— Start Records shown —
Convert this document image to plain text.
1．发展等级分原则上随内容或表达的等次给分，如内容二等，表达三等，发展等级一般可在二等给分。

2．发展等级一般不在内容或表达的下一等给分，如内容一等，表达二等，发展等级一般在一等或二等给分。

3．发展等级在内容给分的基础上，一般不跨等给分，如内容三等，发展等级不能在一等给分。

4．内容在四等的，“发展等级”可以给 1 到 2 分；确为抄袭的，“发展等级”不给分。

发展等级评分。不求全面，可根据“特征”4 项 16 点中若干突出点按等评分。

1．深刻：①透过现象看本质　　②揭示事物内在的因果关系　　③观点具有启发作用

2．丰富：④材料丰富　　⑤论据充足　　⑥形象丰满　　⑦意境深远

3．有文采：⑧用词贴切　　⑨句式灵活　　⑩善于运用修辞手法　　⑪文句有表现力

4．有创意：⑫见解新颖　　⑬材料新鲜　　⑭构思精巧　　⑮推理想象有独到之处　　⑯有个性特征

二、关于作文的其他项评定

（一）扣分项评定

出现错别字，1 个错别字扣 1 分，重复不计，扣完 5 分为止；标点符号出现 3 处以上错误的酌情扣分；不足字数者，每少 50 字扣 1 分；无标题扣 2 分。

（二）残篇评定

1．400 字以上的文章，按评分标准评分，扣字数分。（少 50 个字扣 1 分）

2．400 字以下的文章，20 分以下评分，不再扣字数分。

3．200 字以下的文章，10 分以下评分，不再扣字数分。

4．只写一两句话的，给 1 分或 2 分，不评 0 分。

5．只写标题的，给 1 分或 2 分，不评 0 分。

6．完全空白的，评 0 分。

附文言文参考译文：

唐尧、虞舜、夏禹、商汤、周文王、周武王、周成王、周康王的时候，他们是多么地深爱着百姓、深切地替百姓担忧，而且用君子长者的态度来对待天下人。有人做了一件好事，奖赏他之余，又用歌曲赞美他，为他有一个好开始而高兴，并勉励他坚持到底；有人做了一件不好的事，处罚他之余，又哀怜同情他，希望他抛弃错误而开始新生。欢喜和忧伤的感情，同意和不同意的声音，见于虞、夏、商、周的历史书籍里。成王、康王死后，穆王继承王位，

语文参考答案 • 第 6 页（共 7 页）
— End Records shown —
:: Brief ::
Out of the preceding entries, pull every line containing the string "分以下评分".

:: Full output ::
2．400 字以下的文章，20 分以下评分，不再扣字数分。
3．200 字以下的文章，10 分以下评分，不再扣字数分。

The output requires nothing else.